Input data: Begin

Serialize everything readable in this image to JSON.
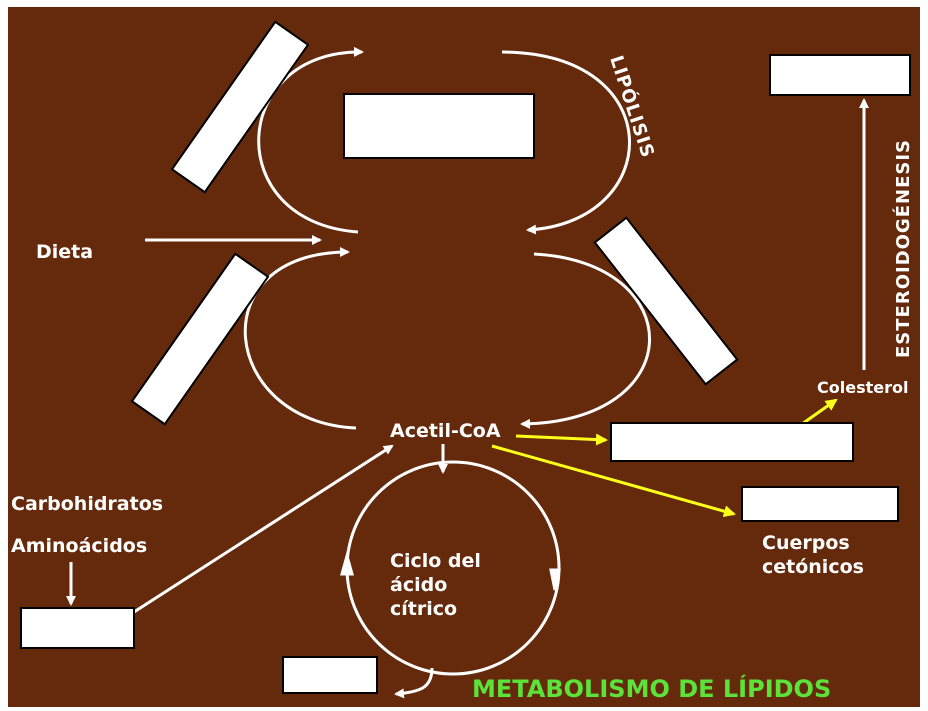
{
  "colors": {
    "background": "#652a0b",
    "arrow_white": "#ffffff",
    "arrow_yellow": "#ffff1a",
    "title": "#5be33a",
    "box": "#ffffff"
  },
  "labels": {
    "dieta": "Dieta",
    "lipolisis": "LIPÓLISIS",
    "esteroidogenesis": "ESTEROIDOGÉNESIS",
    "colesterol": "Colesterol",
    "acetil_coa": "Acetil-CoA",
    "carbohidratos": "Carbohidratos",
    "aminoacidos": "Aminoácidos",
    "ciclo_line1": "Ciclo del",
    "ciclo_line2": "ácido",
    "ciclo_line3": "cítrico",
    "cuerpos_line1": "Cuerpos",
    "cuerpos_line2": "cetónicos",
    "title": "METABOLISMO DE  LÍPIDOS"
  }
}
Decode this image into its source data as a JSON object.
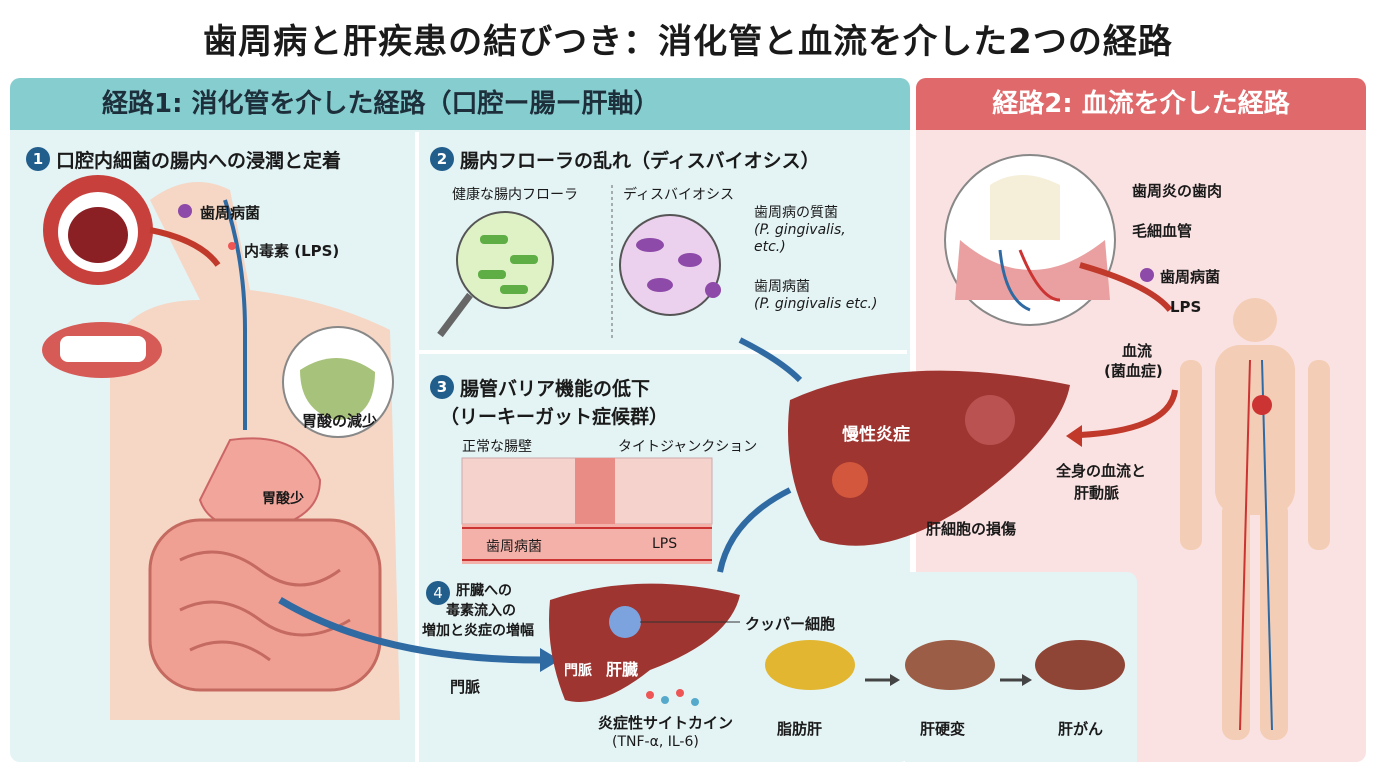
{
  "title": "歯周病と肝疾患の結びつき：消化管と血流を介した2つの経路",
  "route1": {
    "header": "経路1: 消化管を介した経路（口腔ー腸ー肝軸）",
    "step1": {
      "num": "1",
      "title": "口腔内細菌の腸内への浸潤と定着",
      "bacteria": "歯周病菌",
      "endotoxin": "内毒素 (LPS)",
      "acid_decrease": "胃酸の減少",
      "low_acid": "胃酸少"
    },
    "step2": {
      "num": "2",
      "title": "腸内フローラの乱れ（ディスバイオシス）",
      "healthy": "健康な腸内フローラ",
      "dysbiosis": "ディスバイオシス",
      "label_a": "歯周病の質菌",
      "label_a_sci": "(P. gingivalis, etc.)",
      "label_b": "歯周病菌",
      "label_b_sci": "(P. gingivalis etc.)"
    },
    "step3": {
      "num": "3",
      "title": "腸管バリア機能の低下",
      "subtitle": "（リーキーガット症候群）",
      "normal_wall": "正常な腸壁",
      "tight_junction": "タイトジャンクション",
      "bacteria": "歯周病菌",
      "lps": "LPS"
    },
    "step4": {
      "num": "4",
      "title_l1": "肝臓への",
      "title_l2": "毒素流入の",
      "title_l3": "増加と炎症の増幅",
      "portal_vein": "門脈",
      "portal_vein_in": "門脈",
      "liver": "肝臓",
      "kupffer": "クッパー細胞",
      "cytokines": "炎症性サイトカイン",
      "cytokines_sub": "(TNF-α, IL-6)"
    },
    "progression": [
      "脂肪肝",
      "肝硬変",
      "肝がん"
    ],
    "chronic": "慢性炎症",
    "hepatocyte_damage": "肝細胞の損傷"
  },
  "route2": {
    "header": "経路2: 血流を介した経路",
    "gum": "歯周炎の歯肉",
    "capillary": "毛細血管",
    "bacteria": "歯周病菌",
    "lps": "LPS",
    "bloodflow": "血流",
    "bacteremia": "(菌血症)",
    "systemic_l1": "全身の血流と",
    "systemic_l2": "肝動脈"
  },
  "colors": {
    "teal_header": "#86cdd0",
    "teal_bg": "#e4f3f4",
    "red_header": "#e0696b",
    "pink_bg": "#fbe2e2",
    "liver": "#9e3531",
    "arrow_blue": "#2f6aa3",
    "num_blue": "#215e8c"
  }
}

Input data: End

Exercise prompt
The exercise is to copy out every line above that has the word "JSON" in it.

Result
Serialize everything readable in this image to JSON.
Decode this image into its source data as a JSON object.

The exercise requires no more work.